WHAT IS NEEDED:
Go through the records and show each line where the word "bitFlyer" occurs.

Figure record extracts:
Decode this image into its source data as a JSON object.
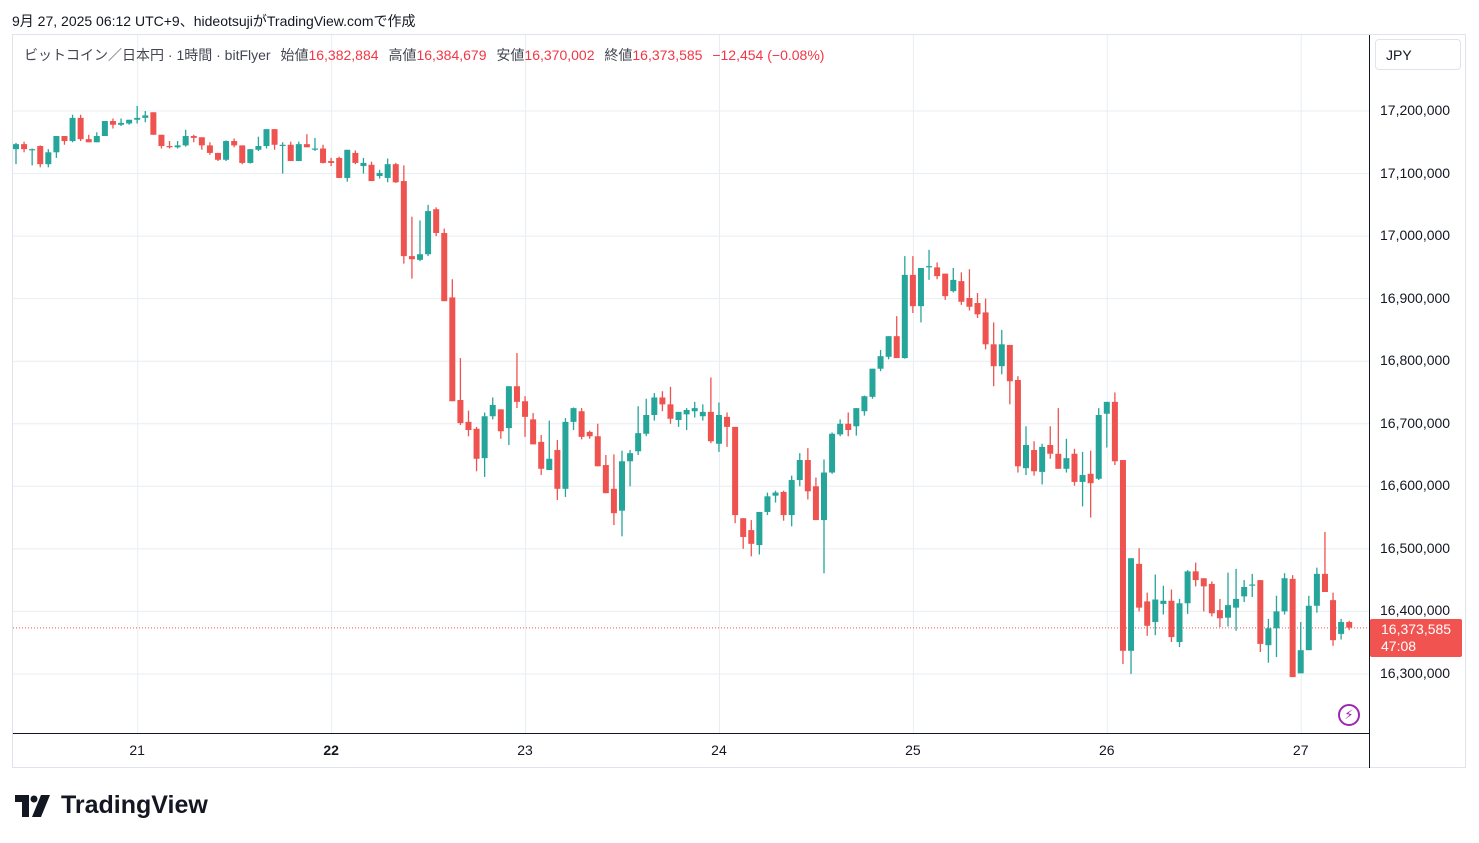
{
  "caption": "9月 27, 2025 06:12 UTC+9、hideotsujiがTradingView.comで作成",
  "legend": {
    "symbol": "ビットコイン／日本円 · 1時間 · bitFlyer",
    "open_label": "始値",
    "open": "16,382,884",
    "high_label": "高値",
    "high": "16,384,679",
    "low_label": "安値",
    "low": "16,370,002",
    "close_label": "終値",
    "close": "16,373,585",
    "change": "−12,454 (−0.08%)"
  },
  "currency_button": "JPY",
  "last_price": {
    "price": "16,373,585",
    "countdown": "47:08"
  },
  "logo_text": "TradingView",
  "icons": {
    "bolt": "lightning-icon",
    "logo": "tradingview-logo-icon"
  },
  "colors": {
    "up": "#26a69a",
    "down": "#ef5350",
    "grid": "#e8eef3",
    "last": "#f05350"
  },
  "chart_data": {
    "type": "candlestick",
    "title": "ビットコイン／日本円 · 1時間 · bitFlyer",
    "interval": "1h",
    "value_scale": 1000,
    "value_unit": "JPY (values ×1000)",
    "ylim": [
      16210,
      17340
    ],
    "grid": true,
    "y_ticks": [
      {
        "value": 17200,
        "label": "17,200,000"
      },
      {
        "value": 17100,
        "label": "17,100,000"
      },
      {
        "value": 17000,
        "label": "17,000,000"
      },
      {
        "value": 16900,
        "label": "16,900,000"
      },
      {
        "value": 16800,
        "label": "16,800,000"
      },
      {
        "value": 16700,
        "label": "16,700,000"
      },
      {
        "value": 16600,
        "label": "16,600,000"
      },
      {
        "value": 16500,
        "label": "16,500,000"
      },
      {
        "value": 16400,
        "label": "16,400,000"
      },
      {
        "value": 16300,
        "label": "16,300,000"
      }
    ],
    "x_ticks": [
      {
        "index": 15,
        "label": "21",
        "bold": false
      },
      {
        "index": 39,
        "label": "22",
        "bold": true
      },
      {
        "index": 63,
        "label": "23",
        "bold": false
      },
      {
        "index": 87,
        "label": "24",
        "bold": false
      },
      {
        "index": 111,
        "label": "25",
        "bold": false
      },
      {
        "index": 135,
        "label": "26",
        "bold": false
      },
      {
        "index": 159,
        "label": "27",
        "bold": false
      }
    ],
    "last_price": 16373.585,
    "ohlc": [
      [
        17139,
        17149,
        17115,
        17147
      ],
      [
        17147,
        17151,
        17134,
        17139
      ],
      [
        17139,
        17140,
        17113,
        17139
      ],
      [
        17144,
        17145,
        17110,
        17115
      ],
      [
        17115,
        17139,
        17110,
        17134
      ],
      [
        17134,
        17160,
        17125,
        17160
      ],
      [
        17160,
        17160,
        17146,
        17152
      ],
      [
        17152,
        17194,
        17150,
        17189
      ],
      [
        17189,
        17194,
        17152,
        17155
      ],
      [
        17155,
        17162,
        17150,
        17150
      ],
      [
        17150,
        17166,
        17150,
        17160
      ],
      [
        17160,
        17184,
        17160,
        17184
      ],
      [
        17184,
        17188,
        17172,
        17178
      ],
      [
        17178,
        17188,
        17176,
        17181
      ],
      [
        17180,
        17186,
        17178,
        17186
      ],
      [
        17186,
        17208,
        17180,
        17189
      ],
      [
        17189,
        17200,
        17182,
        17193
      ],
      [
        17198,
        17198,
        17162,
        17162
      ],
      [
        17162,
        17162,
        17140,
        17144
      ],
      [
        17144,
        17152,
        17140,
        17142
      ],
      [
        17142,
        17152,
        17140,
        17145
      ],
      [
        17145,
        17170,
        17143,
        17160
      ],
      [
        17160,
        17162,
        17150,
        17157
      ],
      [
        17158,
        17158,
        17138,
        17145
      ],
      [
        17145,
        17150,
        17130,
        17133
      ],
      [
        17133,
        17133,
        17120,
        17122
      ],
      [
        17122,
        17153,
        17120,
        17152
      ],
      [
        17152,
        17156,
        17142,
        17145
      ],
      [
        17145,
        17145,
        17115,
        17117
      ],
      [
        17117,
        17139,
        17116,
        17139
      ],
      [
        17138,
        17159,
        17136,
        17144
      ],
      [
        17144,
        17171,
        17140,
        17171
      ],
      [
        17171,
        17171,
        17138,
        17146
      ],
      [
        17146,
        17150,
        17100,
        17146
      ],
      [
        17146,
        17151,
        17120,
        17120
      ],
      [
        17120,
        17151,
        17120,
        17147
      ],
      [
        17147,
        17163,
        17142,
        17142
      ],
      [
        17140,
        17157,
        17136,
        17140
      ],
      [
        17140,
        17146,
        17116,
        17117
      ],
      [
        17120,
        17125,
        17112,
        17117
      ],
      [
        17125,
        17127,
        17093,
        17093
      ],
      [
        17093,
        17138,
        17087,
        17138
      ],
      [
        17133,
        17137,
        17115,
        17117
      ],
      [
        17112,
        17125,
        17100,
        17117
      ],
      [
        17114,
        17119,
        17088,
        17088
      ],
      [
        17096,
        17106,
        17092,
        17101
      ],
      [
        17093,
        17124,
        17086,
        17115
      ],
      [
        17115,
        17117,
        17085,
        17086
      ],
      [
        17088,
        17113,
        16956,
        16968
      ],
      [
        16968,
        17031,
        16932,
        16963
      ],
      [
        16962,
        17025,
        16960,
        16971
      ],
      [
        16971,
        17050,
        16968,
        17040
      ],
      [
        17043,
        17046,
        17000,
        17005
      ],
      [
        17005,
        17012,
        16896,
        16896
      ],
      [
        16902,
        16931,
        16736,
        16736
      ],
      [
        16738,
        16805,
        16698,
        16701
      ],
      [
        16703,
        16721,
        16680,
        16690
      ],
      [
        16692,
        16695,
        16624,
        16644
      ],
      [
        16645,
        16718,
        16615,
        16712
      ],
      [
        16712,
        16742,
        16707,
        16730
      ],
      [
        16723,
        16723,
        16676,
        16688
      ],
      [
        16693,
        16760,
        16666,
        16760
      ],
      [
        16760,
        16813,
        16725,
        16735
      ],
      [
        16736,
        16744,
        16679,
        16711
      ],
      [
        16707,
        16717,
        16667,
        16667
      ],
      [
        16671,
        16682,
        16618,
        16628
      ],
      [
        16626,
        16705,
        16626,
        16644
      ],
      [
        16658,
        16674,
        16578,
        16596
      ],
      [
        16596,
        16709,
        16583,
        16703
      ],
      [
        16703,
        16726,
        16690,
        16725
      ],
      [
        16720,
        16725,
        16675,
        16679
      ],
      [
        16687,
        16689,
        16676,
        16680
      ],
      [
        16680,
        16700,
        16632,
        16632
      ],
      [
        16634,
        16650,
        16589,
        16589
      ],
      [
        16596,
        16651,
        16538,
        16557
      ],
      [
        16561,
        16657,
        16520,
        16640
      ],
      [
        16640,
        16658,
        16600,
        16653
      ],
      [
        16656,
        16728,
        16650,
        16685
      ],
      [
        16684,
        16740,
        16680,
        16714
      ],
      [
        16714,
        16749,
        16705,
        16742
      ],
      [
        16742,
        16752,
        16720,
        16731
      ],
      [
        16731,
        16759,
        16700,
        16708
      ],
      [
        16706,
        16719,
        16695,
        16719
      ],
      [
        16715,
        16725,
        16690,
        16722
      ],
      [
        16720,
        16735,
        16710,
        16725
      ],
      [
        16712,
        16731,
        16705,
        16719
      ],
      [
        16719,
        16774,
        16669,
        16672
      ],
      [
        16668,
        16734,
        16655,
        16714
      ],
      [
        16711,
        16718,
        16663,
        16695
      ],
      [
        16695,
        16695,
        16541,
        16554
      ],
      [
        16549,
        16549,
        16500,
        16519
      ],
      [
        16530,
        16546,
        16488,
        16508
      ],
      [
        16506,
        16559,
        16491,
        16559
      ],
      [
        16559,
        16590,
        16554,
        16584
      ],
      [
        16585,
        16593,
        16574,
        16590
      ],
      [
        16591,
        16593,
        16545,
        16554
      ],
      [
        16554,
        16617,
        16536,
        16610
      ],
      [
        16610,
        16653,
        16600,
        16642
      ],
      [
        16642,
        16661,
        16579,
        16592
      ],
      [
        16600,
        16614,
        16546,
        16546
      ],
      [
        16546,
        16643,
        16461,
        16622
      ],
      [
        16622,
        16686,
        16620,
        16684
      ],
      [
        16683,
        16707,
        16680,
        16700
      ],
      [
        16700,
        16718,
        16680,
        16690
      ],
      [
        16696,
        16725,
        16681,
        16725
      ],
      [
        16720,
        16745,
        16713,
        16744
      ],
      [
        16743,
        16788,
        16740,
        16788
      ],
      [
        16788,
        16818,
        16784,
        16808
      ],
      [
        16807,
        16840,
        16803,
        16840
      ],
      [
        16840,
        16872,
        16805,
        16805
      ],
      [
        16805,
        16968,
        16804,
        16938
      ],
      [
        16938,
        16968,
        16877,
        16888
      ],
      [
        16888,
        16949,
        16862,
        16949
      ],
      [
        16952,
        16978,
        16930,
        16952
      ],
      [
        16950,
        16958,
        16931,
        16936
      ],
      [
        16940,
        16940,
        16898,
        16904
      ],
      [
        16912,
        16949,
        16910,
        16930
      ],
      [
        16928,
        16942,
        16890,
        16895
      ],
      [
        16901,
        16947,
        16881,
        16887
      ],
      [
        16893,
        16909,
        16869,
        16875
      ],
      [
        16878,
        16900,
        16819,
        16827
      ],
      [
        16827,
        16862,
        16760,
        16792
      ],
      [
        16792,
        16850,
        16779,
        16827
      ],
      [
        16826,
        16826,
        16731,
        16768
      ],
      [
        16770,
        16776,
        16622,
        16632
      ],
      [
        16629,
        16696,
        16618,
        16666
      ],
      [
        16658,
        16672,
        16617,
        16624
      ],
      [
        16623,
        16668,
        16603,
        16663
      ],
      [
        16666,
        16696,
        16644,
        16652
      ],
      [
        16652,
        16725,
        16628,
        16628
      ],
      [
        16628,
        16676,
        16622,
        16645
      ],
      [
        16652,
        16660,
        16601,
        16607
      ],
      [
        16607,
        16655,
        16568,
        16618
      ],
      [
        16620,
        16657,
        16550,
        16605
      ],
      [
        16612,
        16725,
        16610,
        16714
      ],
      [
        16716,
        16735,
        16662,
        16735
      ],
      [
        16735,
        16750,
        16634,
        16640
      ],
      [
        16642,
        16642,
        16316,
        16337
      ],
      [
        16337,
        16485,
        16300,
        16485
      ],
      [
        16476,
        16501,
        16400,
        16406
      ],
      [
        16416,
        16430,
        16361,
        16377
      ],
      [
        16383,
        16459,
        16362,
        16419
      ],
      [
        16412,
        16441,
        16395,
        16417
      ],
      [
        16417,
        16435,
        16351,
        16359
      ],
      [
        16351,
        16420,
        16343,
        16413
      ],
      [
        16413,
        16466,
        16396,
        16464
      ],
      [
        16464,
        16478,
        16440,
        16450
      ],
      [
        16453,
        16453,
        16400,
        16440
      ],
      [
        16444,
        16448,
        16392,
        16397
      ],
      [
        16402,
        16420,
        16375,
        16389
      ],
      [
        16390,
        16462,
        16376,
        16410
      ],
      [
        16406,
        16468,
        16369,
        16420
      ],
      [
        16424,
        16450,
        16415,
        16439
      ],
      [
        16443,
        16460,
        16423,
        16443
      ],
      [
        16450,
        16450,
        16335,
        16348
      ],
      [
        16346,
        16388,
        16318,
        16373
      ],
      [
        16373,
        16425,
        16327,
        16400
      ],
      [
        16400,
        16461,
        16395,
        16453
      ],
      [
        16452,
        16458,
        16295,
        16295
      ],
      [
        16301,
        16383,
        16301,
        16338
      ],
      [
        16338,
        16425,
        16338,
        16409
      ],
      [
        16409,
        16470,
        16398,
        16460
      ],
      [
        16460,
        16527,
        16431,
        16431
      ],
      [
        16418,
        16430,
        16345,
        16354
      ],
      [
        16364,
        16388,
        16355,
        16383
      ],
      [
        16383,
        16385,
        16370,
        16374
      ]
    ]
  }
}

EXERCISE RESULT:
    "symbol": "ビットコイン／日本円 · 1時間 · bitFlyer",
    "title": "ビットコイン／日本円 · 1時間 · bitFlyer",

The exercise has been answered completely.